── Input ──

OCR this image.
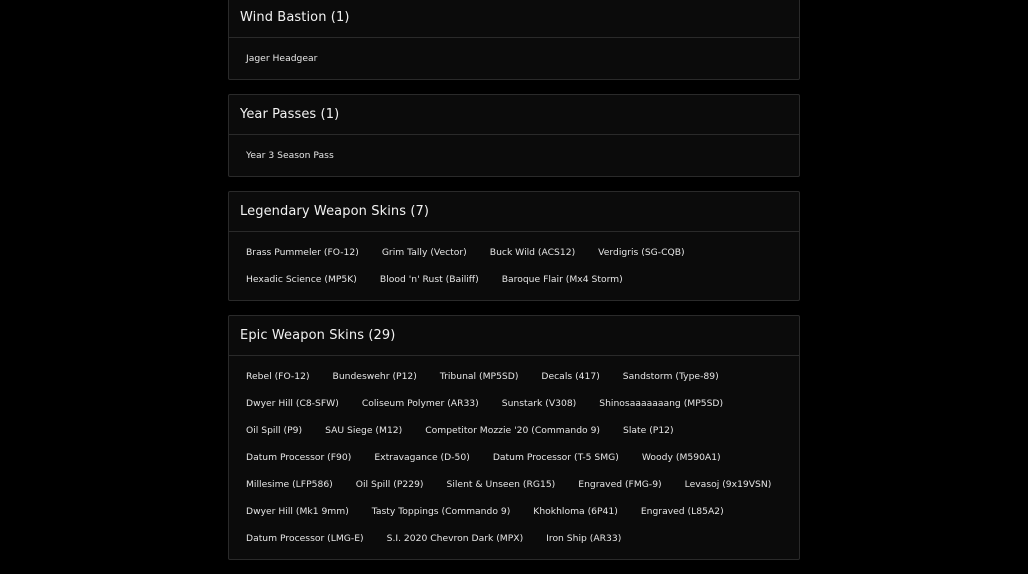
Wind Bastion (1)
Jager Headgear
Year Passes (1)
Year 3 Season Pass
Legendary Weapon Skins (7)
Brass Pummeler (FO-12)	Grim Tally (Vector)	Buck Wild (ACS12)	Verdigris (SG-CQB)
Hexadic Science (MP5K)	Blood 'n' Rust (Bailiff)	Baroque Flair (Mx4 Storm)
Epic Weapon Skins (29)
Rebel (FO-12)	Bundeswehr (P12)	Tribunal (MP5SD)	Decals (417)	Sandstorm (Type-89)
Dwyer Hill (C8-SFW)	Coliseum Polymer (AR33)	Sunstark (V308)	Shinosaaaaaaang (MP5SD)
Oil Spill (P9)	SAU Siege (M12)	Competitor Mozzie '20 (Commando 9)	Slate (P12)
Datum Processor (F90)	Extravagance (D-50)	Datum Processor (T-5 SMG)	Woody (M590A1)
Millesime (LFP586)	Oil Spill (P229)	Silent & Unseen (RG15)	Engraved (FMG-9)	Levasoj (9x19VSN)
Dwyer Hill (Mk1 9mm)	Tasty Toppings (Commando 9)	Khokhloma (6P41)	Engraved (L85A2)
Datum Processor (LMG-E)	S.I. 2020 Chevron Dark (MPX)	Iron Ship (AR33)
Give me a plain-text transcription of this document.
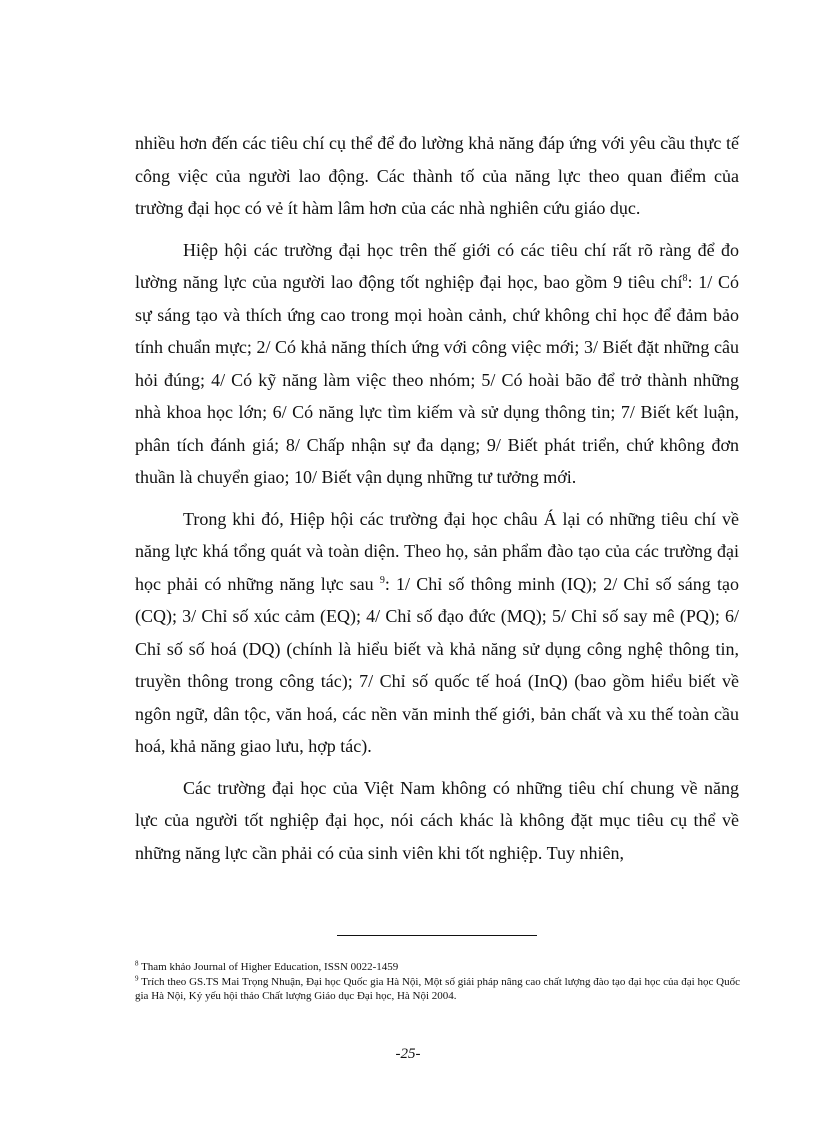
nhiều hơn đến các tiêu chí cụ thể để đo lường khả năng đáp ứng với yêu cầu thực tế công việc của người lao động. Các thành tố của năng lực theo quan điểm của trường đại học có vẻ ít hàm lâm hơn của các nhà nghiên cứu giáo dục.

Hiệp hội các trường đại học trên thế giới có các tiêu chí rất rõ ràng để đo lường năng lực của người lao động tốt nghiệp đại học, bao gồm 9 tiêu chí$^8$: 1/ Có sự sáng tạo và thích ứng cao trong mọi hoàn cảnh, chứ không chỉ học để đảm bảo tính chuẩn mực; 2/ Có khả năng thích ứng với công việc mới; 3/ Biết đặt những câu hỏi đúng; 4/ Có kỹ năng làm việc theo nhóm; 5/ Có hoài bão để trở thành những nhà khoa học lớn; 6/ Có năng lực tìm kiếm và sử dụng thông tin; 7/ Biết kết luận, phân tích đánh giá; 8/ Chấp nhận sự đa dạng; 9/ Biết phát triển, chứ không đơn thuần là chuyển giao; 10/ Biết vận dụng những tư tưởng mới.

Trong khi đó, Hiệp hội các trường đại học châu Á lại có những tiêu chí về năng lực khá tổng quát và toàn diện. Theo họ, sản phẩm đào tạo của các trường đại học phải có những năng lực sau $^9$: 1/ Chỉ số thông minh (IQ); 2/ Chỉ số sáng tạo (CQ); 3/ Chỉ số xúc cảm (EQ); 4/ Chỉ số đạo đức (MQ); 5/ Chỉ số say mê (PQ); 6/ Chỉ số số hoá (DQ) (chính là hiểu biết và khả năng sử dụng công nghệ thông tin, truyền thông trong công tác); 7/ Chỉ số quốc tế hoá (InQ) (bao gồm hiểu biết về ngôn ngữ, dân tộc, văn hoá, các nền văn minh thế giới, bản chất và xu thế toàn cầu hoá, khả năng giao lưu, hợp tác).

Các trường đại học của Việt Nam không có những tiêu chí chung về năng lực của người tốt nghiệp đại học, nói cách khác là không đặt mục tiêu cụ thể về những năng lực cần phải có của sinh viên khi tốt nghiệp. Tuy nhiên,

$^8$ Tham khảo Journal of Higher Education, ISSN 0022-1459

$^9$ Trích theo GS.TS Mai Trọng Nhuận, Đại học Quốc gia Hà Nội, Một số giải pháp nâng cao chất lượng đào tạo đại học của đại học Quốc gia Hà Nội, Kỷ yếu hội thảo Chất lượng Giáo dục Đại học, Hà Nội 2004.

-25-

───

**Problem description**
Write the entries above out in full, exactly, with no images.

**Output**
OCR this image.
Wind Bastion (1)
Jager Headgear
Year Passes (1)
Year 3 Season Pass
Legendary Weapon Skins (7)
Brass Pummeler (FO-12)	Grim Tally (Vector)	Buck Wild (ACS12)	Verdigris (SG-CQB)
Hexadic Science (MP5K)	Blood 'n' Rust (Bailiff)	Baroque Flair (Mx4 Storm)
Epic Weapon Skins (29)
Rebel (FO-12)	Bundeswehr (P12)	Tribunal (MP5SD)	Decals (417)	Sandstorm (Type-89)
Dwyer Hill (C8-SFW)	Coliseum Polymer (AR33)	Sunstark (V308)	Shinosaaaaaaang (MP5SD)
Oil Spill (P9)	SAU Siege (M12)	Competitor Mozzie '20 (Commando 9)	Slate (P12)
Datum Processor (F90)	Extravagance (D-50)	Datum Processor (T-5 SMG)	Woody (M590A1)
Millesime (LFP586)	Oil Spill (P229)	Silent & Unseen (RG15)	Engraved (FMG-9)	Levasoj (9x19VSN)
Dwyer Hill (Mk1 9mm)	Tasty Toppings (Commando 9)	Khokhloma (6P41)	Engraved (L85A2)
Datum Processor (LMG-E)	S.I. 2020 Chevron Dark (MPX)	Iron Ship (AR33)
Give me a plain-text transcription of this document.
nhiều hơn đến các tiêu chí cụ thể để đo lường khả năng đáp ứng với yêu cầu thực tế công việc của người lao động. Các thành tố của năng lực theo quan điểm của trường đại học có vẻ ít hàm lâm hơn của các nhà nghiên cứu giáo dục.

Hiệp hội các trường đại học trên thế giới có các tiêu chí rất rõ ràng để đo lường năng lực của người lao động tốt nghiệp đại học, bao gồm 9 tiêu chí$^8$: 1/ Có sự sáng tạo và thích ứng cao trong mọi hoàn cảnh, chứ không chỉ học để đảm bảo tính chuẩn mực; 2/ Có khả năng thích ứng với công việc mới; 3/ Biết đặt những câu hỏi đúng; 4/ Có kỹ năng làm việc theo nhóm; 5/ Có hoài bão để trở thành những nhà khoa học lớn; 6/ Có năng lực tìm kiếm và sử dụng thông tin; 7/ Biết kết luận, phân tích đánh giá; 8/ Chấp nhận sự đa dạng; 9/ Biết phát triển, chứ không đơn thuần là chuyển giao; 10/ Biết vận dụng những tư tưởng mới.

Trong khi đó, Hiệp hội các trường đại học châu Á lại có những tiêu chí về năng lực khá tổng quát và toàn diện. Theo họ, sản phẩm đào tạo của các trường đại học phải có những năng lực sau $^9$: 1/ Chỉ số thông minh (IQ); 2/ Chỉ số sáng tạo (CQ); 3/ Chỉ số xúc cảm (EQ); 4/ Chỉ số đạo đức (MQ); 5/ Chỉ số say mê (PQ); 6/ Chỉ số số hoá (DQ) (chính là hiểu biết và khả năng sử dụng công nghệ thông tin, truyền thông trong công tác); 7/ Chỉ số quốc tế hoá (InQ) (bao gồm hiểu biết về ngôn ngữ, dân tộc, văn hoá, các nền văn minh thế giới, bản chất và xu thế toàn cầu hoá, khả năng giao lưu, hợp tác).

Các trường đại học của Việt Nam không có những tiêu chí chung về năng lực của người tốt nghiệp đại học, nói cách khác là không đặt mục tiêu cụ thể về những năng lực cần phải có của sinh viên khi tốt nghiệp. Tuy nhiên,

$^8$ Tham khảo Journal of Higher Education, ISSN 0022-1459

$^9$ Trích theo GS.TS Mai Trọng Nhuận, Đại học Quốc gia Hà Nội, Một số giải pháp nâng cao chất lượng đào tạo đại học của đại học Quốc gia Hà Nội, Kỷ yếu hội thảo Chất lượng Giáo dục Đại học, Hà Nội 2004.

-25-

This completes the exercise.